#### Given exercise
Give only the count of lines containing "color".

Data extracted from a collection
start
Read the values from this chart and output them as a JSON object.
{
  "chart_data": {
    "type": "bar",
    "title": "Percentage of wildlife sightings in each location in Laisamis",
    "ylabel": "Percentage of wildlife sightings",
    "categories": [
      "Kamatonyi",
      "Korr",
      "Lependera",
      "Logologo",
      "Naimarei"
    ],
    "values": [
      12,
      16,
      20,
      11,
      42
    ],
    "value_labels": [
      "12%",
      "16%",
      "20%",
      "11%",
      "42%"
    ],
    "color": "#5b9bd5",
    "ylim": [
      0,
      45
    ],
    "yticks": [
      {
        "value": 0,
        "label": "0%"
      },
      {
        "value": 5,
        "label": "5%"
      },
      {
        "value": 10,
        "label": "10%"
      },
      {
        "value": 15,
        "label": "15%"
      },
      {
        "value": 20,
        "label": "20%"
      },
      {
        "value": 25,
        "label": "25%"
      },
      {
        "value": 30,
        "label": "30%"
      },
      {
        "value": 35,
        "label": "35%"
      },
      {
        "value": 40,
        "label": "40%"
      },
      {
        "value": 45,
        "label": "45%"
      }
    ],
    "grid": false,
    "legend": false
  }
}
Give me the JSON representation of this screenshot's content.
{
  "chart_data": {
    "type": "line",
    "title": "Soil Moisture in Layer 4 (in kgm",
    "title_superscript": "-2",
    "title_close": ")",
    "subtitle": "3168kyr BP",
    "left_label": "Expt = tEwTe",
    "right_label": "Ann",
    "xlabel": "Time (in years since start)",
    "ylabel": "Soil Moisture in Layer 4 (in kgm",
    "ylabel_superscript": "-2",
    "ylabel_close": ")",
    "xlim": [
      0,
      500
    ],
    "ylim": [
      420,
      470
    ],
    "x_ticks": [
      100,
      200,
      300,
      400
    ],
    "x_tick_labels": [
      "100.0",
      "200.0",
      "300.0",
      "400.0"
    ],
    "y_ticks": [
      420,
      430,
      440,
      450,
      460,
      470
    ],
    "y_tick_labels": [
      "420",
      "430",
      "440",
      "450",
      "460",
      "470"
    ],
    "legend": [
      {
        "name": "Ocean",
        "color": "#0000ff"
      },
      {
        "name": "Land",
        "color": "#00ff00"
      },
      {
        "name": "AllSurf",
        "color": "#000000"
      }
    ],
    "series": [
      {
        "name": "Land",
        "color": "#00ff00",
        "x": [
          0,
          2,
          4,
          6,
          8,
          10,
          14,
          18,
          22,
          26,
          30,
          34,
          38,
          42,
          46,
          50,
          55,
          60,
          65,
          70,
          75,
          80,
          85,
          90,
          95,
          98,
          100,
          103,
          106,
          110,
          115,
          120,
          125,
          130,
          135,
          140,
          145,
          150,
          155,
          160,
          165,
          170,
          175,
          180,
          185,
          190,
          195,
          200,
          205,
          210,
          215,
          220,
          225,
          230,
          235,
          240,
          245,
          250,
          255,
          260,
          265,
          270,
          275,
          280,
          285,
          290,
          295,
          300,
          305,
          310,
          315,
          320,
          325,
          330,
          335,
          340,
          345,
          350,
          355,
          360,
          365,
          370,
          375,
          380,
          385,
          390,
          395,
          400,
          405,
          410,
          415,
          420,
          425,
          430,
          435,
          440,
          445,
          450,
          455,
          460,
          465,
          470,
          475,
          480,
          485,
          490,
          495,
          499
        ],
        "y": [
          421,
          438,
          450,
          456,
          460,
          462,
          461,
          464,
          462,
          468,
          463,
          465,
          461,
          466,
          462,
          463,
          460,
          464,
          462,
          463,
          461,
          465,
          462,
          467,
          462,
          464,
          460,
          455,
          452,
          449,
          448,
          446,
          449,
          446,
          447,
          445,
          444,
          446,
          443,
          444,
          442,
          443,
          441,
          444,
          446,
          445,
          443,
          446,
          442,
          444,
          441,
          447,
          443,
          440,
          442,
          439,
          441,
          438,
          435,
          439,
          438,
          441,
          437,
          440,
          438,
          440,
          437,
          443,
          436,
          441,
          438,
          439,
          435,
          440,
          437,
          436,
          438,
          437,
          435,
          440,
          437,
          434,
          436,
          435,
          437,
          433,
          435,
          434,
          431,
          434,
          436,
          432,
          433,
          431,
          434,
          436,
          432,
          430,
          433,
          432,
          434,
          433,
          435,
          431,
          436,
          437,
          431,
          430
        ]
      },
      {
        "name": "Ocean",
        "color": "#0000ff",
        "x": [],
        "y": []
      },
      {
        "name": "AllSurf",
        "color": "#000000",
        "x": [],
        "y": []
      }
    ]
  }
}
end
#### Full answer
7